◆ **Material to process**:
# # #

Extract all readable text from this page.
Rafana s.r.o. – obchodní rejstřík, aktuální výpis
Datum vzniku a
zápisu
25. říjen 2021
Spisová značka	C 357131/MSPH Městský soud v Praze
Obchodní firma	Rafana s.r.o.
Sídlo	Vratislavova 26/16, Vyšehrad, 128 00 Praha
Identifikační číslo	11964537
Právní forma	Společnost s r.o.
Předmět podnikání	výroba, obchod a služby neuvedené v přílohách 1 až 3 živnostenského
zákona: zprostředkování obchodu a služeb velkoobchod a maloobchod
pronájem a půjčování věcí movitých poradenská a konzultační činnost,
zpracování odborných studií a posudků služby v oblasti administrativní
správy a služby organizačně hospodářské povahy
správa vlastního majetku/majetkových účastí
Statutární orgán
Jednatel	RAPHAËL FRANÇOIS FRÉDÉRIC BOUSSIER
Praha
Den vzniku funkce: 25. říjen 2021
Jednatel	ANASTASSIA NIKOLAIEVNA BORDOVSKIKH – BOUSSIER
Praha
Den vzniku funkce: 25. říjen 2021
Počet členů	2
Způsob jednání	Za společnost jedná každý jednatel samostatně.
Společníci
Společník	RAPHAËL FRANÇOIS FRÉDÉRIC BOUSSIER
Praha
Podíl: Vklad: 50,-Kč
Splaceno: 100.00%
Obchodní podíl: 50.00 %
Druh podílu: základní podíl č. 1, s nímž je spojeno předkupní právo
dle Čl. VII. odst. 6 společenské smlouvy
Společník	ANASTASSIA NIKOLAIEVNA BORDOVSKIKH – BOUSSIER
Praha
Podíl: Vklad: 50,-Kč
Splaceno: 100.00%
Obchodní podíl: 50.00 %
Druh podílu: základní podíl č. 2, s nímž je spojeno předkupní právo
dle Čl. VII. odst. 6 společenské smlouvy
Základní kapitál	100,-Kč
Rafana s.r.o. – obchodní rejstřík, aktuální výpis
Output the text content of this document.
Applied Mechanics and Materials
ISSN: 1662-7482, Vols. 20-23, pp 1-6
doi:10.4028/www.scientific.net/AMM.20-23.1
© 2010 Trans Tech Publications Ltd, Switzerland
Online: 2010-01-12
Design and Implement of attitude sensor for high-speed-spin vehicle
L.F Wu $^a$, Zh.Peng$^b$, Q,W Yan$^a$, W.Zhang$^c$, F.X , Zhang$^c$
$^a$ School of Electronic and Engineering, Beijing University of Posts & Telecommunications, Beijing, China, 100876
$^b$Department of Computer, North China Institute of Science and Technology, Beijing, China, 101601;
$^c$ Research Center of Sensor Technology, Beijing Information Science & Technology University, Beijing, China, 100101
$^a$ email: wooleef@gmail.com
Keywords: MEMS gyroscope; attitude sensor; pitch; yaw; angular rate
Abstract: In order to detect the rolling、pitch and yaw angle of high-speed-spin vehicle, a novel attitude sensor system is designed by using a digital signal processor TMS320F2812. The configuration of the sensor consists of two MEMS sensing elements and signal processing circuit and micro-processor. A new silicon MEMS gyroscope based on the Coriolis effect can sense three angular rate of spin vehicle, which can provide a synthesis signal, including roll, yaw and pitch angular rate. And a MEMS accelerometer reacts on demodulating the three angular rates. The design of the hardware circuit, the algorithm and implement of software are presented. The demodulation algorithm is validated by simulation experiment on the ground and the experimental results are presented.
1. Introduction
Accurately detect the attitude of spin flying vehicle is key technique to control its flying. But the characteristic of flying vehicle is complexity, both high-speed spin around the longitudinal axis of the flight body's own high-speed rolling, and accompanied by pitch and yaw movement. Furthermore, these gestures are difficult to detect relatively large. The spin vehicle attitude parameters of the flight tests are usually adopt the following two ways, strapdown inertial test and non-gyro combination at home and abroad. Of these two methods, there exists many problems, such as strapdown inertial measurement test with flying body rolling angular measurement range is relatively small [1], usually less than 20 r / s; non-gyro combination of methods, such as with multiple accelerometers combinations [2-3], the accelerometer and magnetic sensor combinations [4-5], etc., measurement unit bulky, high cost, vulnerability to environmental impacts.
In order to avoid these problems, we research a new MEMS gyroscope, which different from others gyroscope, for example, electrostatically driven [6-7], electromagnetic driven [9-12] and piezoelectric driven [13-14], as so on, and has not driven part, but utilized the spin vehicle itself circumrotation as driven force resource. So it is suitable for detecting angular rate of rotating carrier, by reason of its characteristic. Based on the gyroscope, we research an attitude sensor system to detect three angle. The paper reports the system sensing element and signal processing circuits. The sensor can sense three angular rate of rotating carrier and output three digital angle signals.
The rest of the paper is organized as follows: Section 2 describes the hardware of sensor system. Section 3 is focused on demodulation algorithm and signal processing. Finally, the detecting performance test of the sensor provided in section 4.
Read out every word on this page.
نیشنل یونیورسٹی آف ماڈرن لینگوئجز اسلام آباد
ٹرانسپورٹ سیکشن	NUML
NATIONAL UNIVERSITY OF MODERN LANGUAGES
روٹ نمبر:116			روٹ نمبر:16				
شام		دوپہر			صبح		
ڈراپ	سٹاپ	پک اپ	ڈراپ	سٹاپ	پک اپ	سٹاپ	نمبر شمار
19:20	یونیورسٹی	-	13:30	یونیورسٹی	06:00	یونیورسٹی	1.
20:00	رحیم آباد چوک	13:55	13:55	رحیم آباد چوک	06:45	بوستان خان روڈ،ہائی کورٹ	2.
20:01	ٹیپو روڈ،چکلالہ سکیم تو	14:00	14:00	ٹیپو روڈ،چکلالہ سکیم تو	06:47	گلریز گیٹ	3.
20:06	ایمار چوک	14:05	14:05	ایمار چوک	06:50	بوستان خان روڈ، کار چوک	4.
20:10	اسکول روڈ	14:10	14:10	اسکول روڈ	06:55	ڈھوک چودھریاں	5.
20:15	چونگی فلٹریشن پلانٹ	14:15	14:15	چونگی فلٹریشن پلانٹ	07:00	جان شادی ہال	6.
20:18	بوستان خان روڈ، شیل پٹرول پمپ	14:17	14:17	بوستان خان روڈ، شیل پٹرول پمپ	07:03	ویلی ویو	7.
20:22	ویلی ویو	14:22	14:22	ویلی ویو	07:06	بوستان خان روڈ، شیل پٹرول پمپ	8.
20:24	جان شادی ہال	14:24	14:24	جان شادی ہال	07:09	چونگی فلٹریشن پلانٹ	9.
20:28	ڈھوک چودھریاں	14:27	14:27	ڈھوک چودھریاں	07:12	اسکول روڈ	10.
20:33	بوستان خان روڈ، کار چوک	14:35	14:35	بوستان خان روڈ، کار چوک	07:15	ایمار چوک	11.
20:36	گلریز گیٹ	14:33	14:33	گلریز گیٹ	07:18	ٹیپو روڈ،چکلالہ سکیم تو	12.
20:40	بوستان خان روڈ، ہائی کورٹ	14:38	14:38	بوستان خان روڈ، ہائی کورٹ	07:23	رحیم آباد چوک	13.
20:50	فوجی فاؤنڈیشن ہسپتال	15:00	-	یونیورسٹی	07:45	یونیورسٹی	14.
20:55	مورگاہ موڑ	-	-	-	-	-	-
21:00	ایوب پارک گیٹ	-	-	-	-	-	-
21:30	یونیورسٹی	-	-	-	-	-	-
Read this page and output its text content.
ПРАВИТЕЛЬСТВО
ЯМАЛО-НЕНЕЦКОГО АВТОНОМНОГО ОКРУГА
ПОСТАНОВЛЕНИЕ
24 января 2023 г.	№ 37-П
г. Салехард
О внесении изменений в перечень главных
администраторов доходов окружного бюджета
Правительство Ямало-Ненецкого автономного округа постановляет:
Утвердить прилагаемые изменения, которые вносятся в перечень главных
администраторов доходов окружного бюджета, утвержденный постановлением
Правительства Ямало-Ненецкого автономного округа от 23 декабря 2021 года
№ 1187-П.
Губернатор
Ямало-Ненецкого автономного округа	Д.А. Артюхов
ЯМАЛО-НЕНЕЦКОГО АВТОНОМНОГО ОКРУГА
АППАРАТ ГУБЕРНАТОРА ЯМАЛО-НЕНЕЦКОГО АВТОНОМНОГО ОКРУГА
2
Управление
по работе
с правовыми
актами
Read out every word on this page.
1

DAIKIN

# # #

◆ **Instructions for the task**:
Work out how many lines in the entries hold the string "paper". Your answer should consist solely of that number.

◆ **Solved exercise**:
2